_Aim:_
Transcribe all the entries word for word, but omit the images.

[Begin Data for the task]

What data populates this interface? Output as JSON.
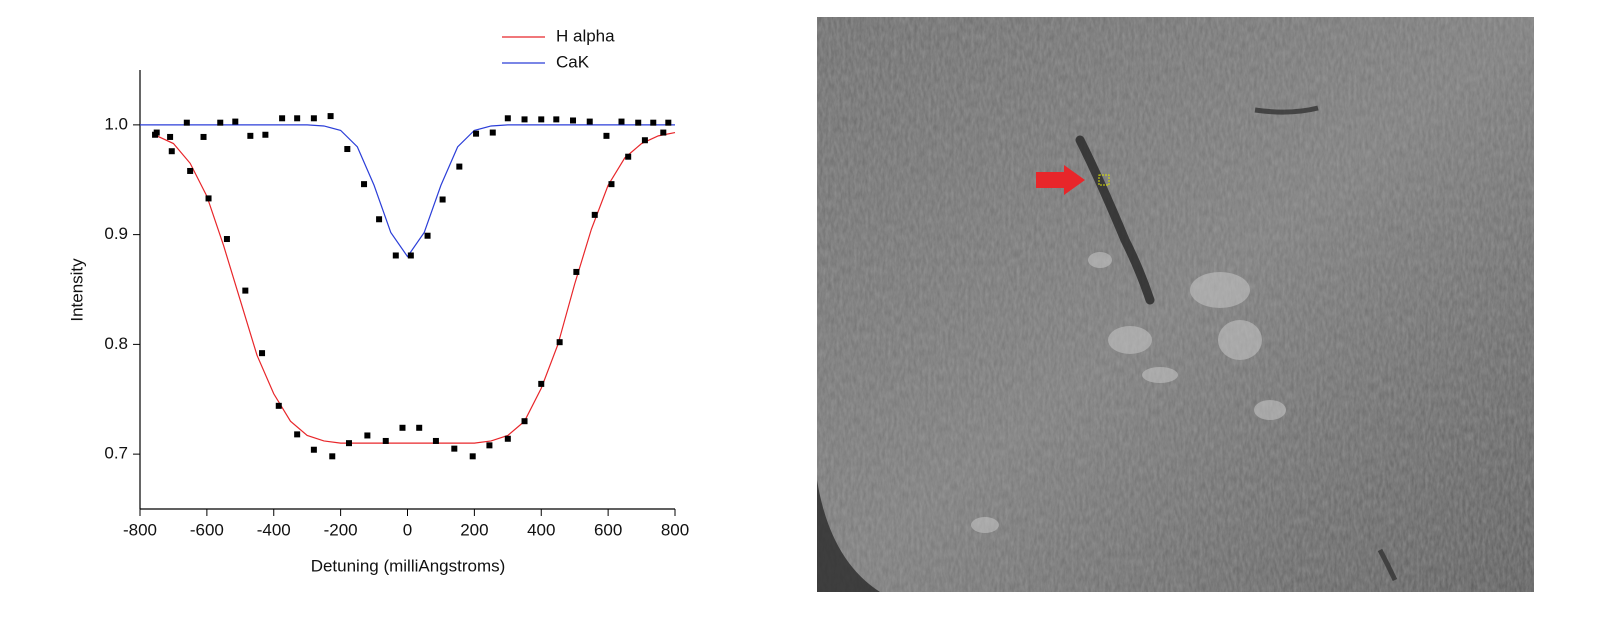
{
  "chart_data": {
    "type": "line",
    "xlabel": "Detuning (milliAngstroms)",
    "ylabel": "Intensity",
    "xlim": [
      -800,
      800
    ],
    "ylim": [
      0.65,
      1.05
    ],
    "xticks": [
      -800,
      -600,
      -400,
      -200,
      0,
      200,
      400,
      600,
      800
    ],
    "yticks": [
      0.7,
      0.8,
      0.9,
      {
        "value": 1,
        "label": "1.0"
      }
    ],
    "legend": "upper right",
    "marker_color": "#000000",
    "series": [
      {
        "name": "H alpha",
        "color": "#e8262a",
        "x": [
          -750,
          -700,
          -650,
          -600,
          -550,
          -500,
          -450,
          -400,
          -350,
          -300,
          -250,
          -200,
          -150,
          -100,
          -50,
          0,
          50,
          100,
          150,
          200,
          250,
          300,
          350,
          400,
          450,
          500,
          550,
          600,
          650,
          700,
          750,
          800
        ],
        "values": [
          0.99,
          0.983,
          0.965,
          0.935,
          0.89,
          0.84,
          0.79,
          0.755,
          0.73,
          0.717,
          0.712,
          0.71,
          0.71,
          0.71,
          0.71,
          0.71,
          0.71,
          0.71,
          0.71,
          0.71,
          0.712,
          0.717,
          0.73,
          0.76,
          0.8,
          0.855,
          0.905,
          0.945,
          0.97,
          0.983,
          0.99,
          0.993
        ],
        "measured": {
          "x": [
            -755,
            -705,
            -650,
            -595,
            -540,
            -485,
            -435,
            -385,
            -330,
            -280,
            -225,
            -175,
            -120,
            -65,
            -15,
            35,
            85,
            140,
            195,
            245,
            300,
            350,
            400,
            455,
            505,
            560,
            610,
            660,
            710,
            765
          ],
          "values": [
            0.991,
            0.976,
            0.958,
            0.933,
            0.896,
            0.849,
            0.792,
            0.744,
            0.718,
            0.704,
            0.698,
            0.71,
            0.717,
            0.712,
            0.724,
            0.724,
            0.712,
            0.705,
            0.698,
            0.708,
            0.714,
            0.73,
            0.764,
            0.802,
            0.866,
            0.918,
            0.946,
            0.971,
            0.986,
            0.993
          ]
        }
      },
      {
        "name": "CaK",
        "color": "#2b3ed8",
        "x": [
          -800,
          -750,
          -700,
          -650,
          -600,
          -550,
          -500,
          -450,
          -400,
          -350,
          -300,
          -250,
          -200,
          -150,
          -100,
          -50,
          0,
          50,
          100,
          150,
          200,
          250,
          300,
          350,
          400,
          450,
          500,
          550,
          600,
          650,
          700,
          750,
          800
        ],
        "values": [
          1,
          1,
          1,
          1,
          1,
          1,
          1,
          1,
          1,
          1,
          1,
          0.999,
          0.995,
          0.98,
          0.945,
          0.902,
          0.88,
          0.902,
          0.945,
          0.98,
          0.995,
          0.999,
          1,
          1,
          1,
          1,
          1,
          1,
          1,
          1,
          1,
          1,
          1
        ],
        "measured": {
          "x": [
            -750,
            -710,
            -660,
            -610,
            -560,
            -515,
            -470,
            -425,
            -375,
            -330,
            -280,
            -230,
            -180,
            -130,
            -85,
            -35,
            10,
            60,
            105,
            155,
            205,
            255,
            300,
            350,
            400,
            445,
            495,
            545,
            595,
            640,
            690,
            735,
            780
          ],
          "values": [
            0.993,
            0.989,
            1.002,
            0.989,
            1.002,
            1.003,
            0.99,
            0.991,
            1.006,
            1.006,
            1.006,
            1.008,
            0.978,
            0.946,
            0.914,
            0.881,
            0.881,
            0.899,
            0.932,
            0.962,
            0.992,
            0.993,
            1.006,
            1.005,
            1.005,
            1.005,
            1.004,
            1.003,
            0.99,
            1.003,
            1.002,
            1.002,
            1.002
          ]
        }
      }
    ]
  }
}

[End Data for the task]

_Task answer:_
What data populates this interface? Output as JSON.
{
  "chart_data": {
    "type": "line",
    "xlabel": "Detuning (milliAngstroms)",
    "ylabel": "Intensity",
    "xlim": [
      -800,
      800
    ],
    "ylim": [
      0.65,
      1.05
    ],
    "xticks": [
      -800,
      -600,
      -400,
      -200,
      0,
      200,
      400,
      600,
      800
    ],
    "yticks": [
      0.7,
      0.8,
      0.9,
      {
        "value": 1,
        "label": "1.0"
      }
    ],
    "legend": "upper right",
    "marker_color": "#000000",
    "series": [
      {
        "name": "H alpha",
        "color": "#e8262a",
        "x": [
          -750,
          -700,
          -650,
          -600,
          -550,
          -500,
          -450,
          -400,
          -350,
          -300,
          -250,
          -200,
          -150,
          -100,
          -50,
          0,
          50,
          100,
          150,
          200,
          250,
          300,
          350,
          400,
          450,
          500,
          550,
          600,
          650,
          700,
          750,
          800
        ],
        "values": [
          0.99,
          0.983,
          0.965,
          0.935,
          0.89,
          0.84,
          0.79,
          0.755,
          0.73,
          0.717,
          0.712,
          0.71,
          0.71,
          0.71,
          0.71,
          0.71,
          0.71,
          0.71,
          0.71,
          0.71,
          0.712,
          0.717,
          0.73,
          0.76,
          0.8,
          0.855,
          0.905,
          0.945,
          0.97,
          0.983,
          0.99,
          0.993
        ],
        "measured": {
          "x": [
            -755,
            -705,
            -650,
            -595,
            -540,
            -485,
            -435,
            -385,
            -330,
            -280,
            -225,
            -175,
            -120,
            -65,
            -15,
            35,
            85,
            140,
            195,
            245,
            300,
            350,
            400,
            455,
            505,
            560,
            610,
            660,
            710,
            765
          ],
          "values": [
            0.991,
            0.976,
            0.958,
            0.933,
            0.896,
            0.849,
            0.792,
            0.744,
            0.718,
            0.704,
            0.698,
            0.71,
            0.717,
            0.712,
            0.724,
            0.724,
            0.712,
            0.705,
            0.698,
            0.708,
            0.714,
            0.73,
            0.764,
            0.802,
            0.866,
            0.918,
            0.946,
            0.971,
            0.986,
            0.993
          ]
        }
      },
      {
        "name": "CaK",
        "color": "#2b3ed8",
        "x": [
          -800,
          -750,
          -700,
          -650,
          -600,
          -550,
          -500,
          -450,
          -400,
          -350,
          -300,
          -250,
          -200,
          -150,
          -100,
          -50,
          0,
          50,
          100,
          150,
          200,
          250,
          300,
          350,
          400,
          450,
          500,
          550,
          600,
          650,
          700,
          750,
          800
        ],
        "values": [
          1,
          1,
          1,
          1,
          1,
          1,
          1,
          1,
          1,
          1,
          1,
          0.999,
          0.995,
          0.98,
          0.945,
          0.902,
          0.88,
          0.902,
          0.945,
          0.98,
          0.995,
          0.999,
          1,
          1,
          1,
          1,
          1,
          1,
          1,
          1,
          1,
          1,
          1
        ],
        "measured": {
          "x": [
            -750,
            -710,
            -660,
            -610,
            -560,
            -515,
            -470,
            -425,
            -375,
            -330,
            -280,
            -230,
            -180,
            -130,
            -85,
            -35,
            10,
            60,
            105,
            155,
            205,
            255,
            300,
            350,
            400,
            445,
            495,
            545,
            595,
            640,
            690,
            735,
            780
          ],
          "values": [
            0.993,
            0.989,
            1.002,
            0.989,
            1.002,
            1.003,
            0.99,
            0.991,
            1.006,
            1.006,
            1.006,
            1.008,
            0.978,
            0.946,
            0.914,
            0.881,
            0.881,
            0.899,
            0.932,
            0.962,
            0.992,
            0.993,
            1.006,
            1.005,
            1.005,
            1.005,
            1.004,
            1.003,
            0.99,
            1.003,
            1.002,
            1.002,
            1.002
          ]
        }
      }
    ]
  }
}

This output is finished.